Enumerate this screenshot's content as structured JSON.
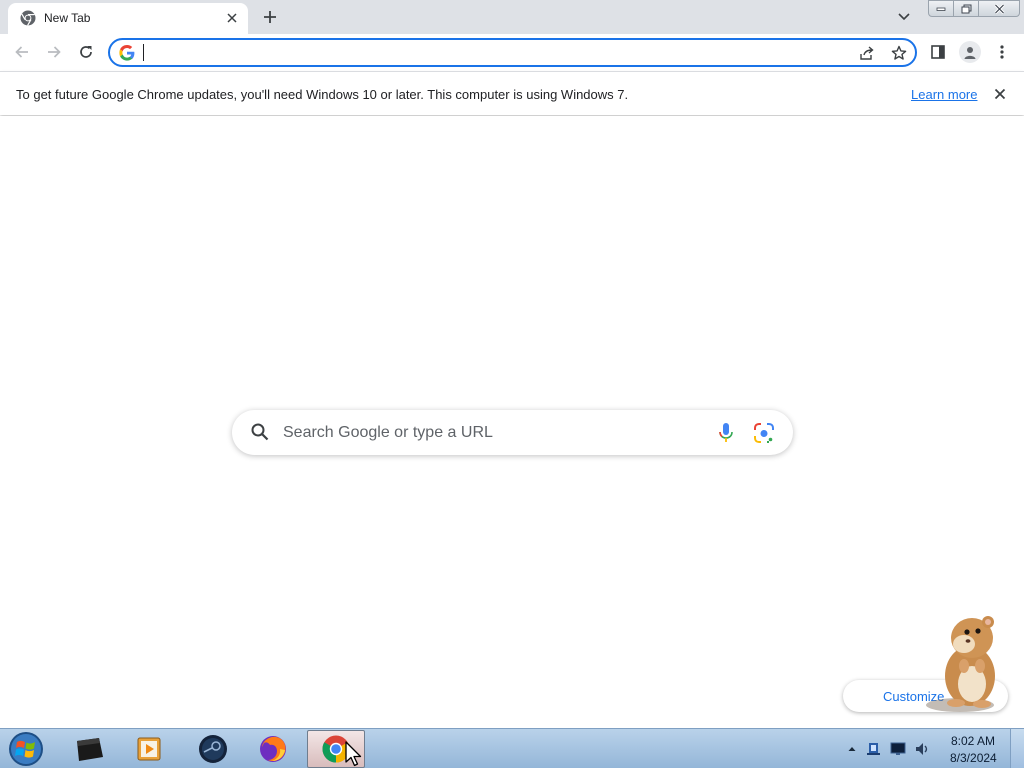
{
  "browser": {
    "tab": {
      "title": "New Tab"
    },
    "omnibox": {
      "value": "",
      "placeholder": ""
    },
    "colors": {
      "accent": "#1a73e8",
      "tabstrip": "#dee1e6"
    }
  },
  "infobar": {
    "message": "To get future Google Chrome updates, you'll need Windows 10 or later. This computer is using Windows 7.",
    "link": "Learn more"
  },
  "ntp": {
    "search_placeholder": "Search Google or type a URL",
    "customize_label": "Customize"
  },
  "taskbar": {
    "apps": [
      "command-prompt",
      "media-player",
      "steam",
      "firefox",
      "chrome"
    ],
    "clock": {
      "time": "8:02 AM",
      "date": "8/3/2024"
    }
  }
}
----------
» **GIVEN EXERCISE**: Take the listing above and restate it word for word, without its pictures.

» **SOLUTION TO THIS EXERCISE**:
Enumerate this screenshot's content as structured JSON.
{
  "browser": {
    "tab": {
      "title": "New Tab"
    },
    "omnibox": {
      "value": "",
      "placeholder": ""
    },
    "colors": {
      "accent": "#1a73e8",
      "tabstrip": "#dee1e6"
    }
  },
  "infobar": {
    "message": "To get future Google Chrome updates, you'll need Windows 10 or later. This computer is using Windows 7.",
    "link": "Learn more"
  },
  "ntp": {
    "search_placeholder": "Search Google or type a URL",
    "customize_label": "Customize"
  },
  "taskbar": {
    "apps": [
      "command-prompt",
      "media-player",
      "steam",
      "firefox",
      "chrome"
    ],
    "clock": {
      "time": "8:02 AM",
      "date": "8/3/2024"
    }
  }
}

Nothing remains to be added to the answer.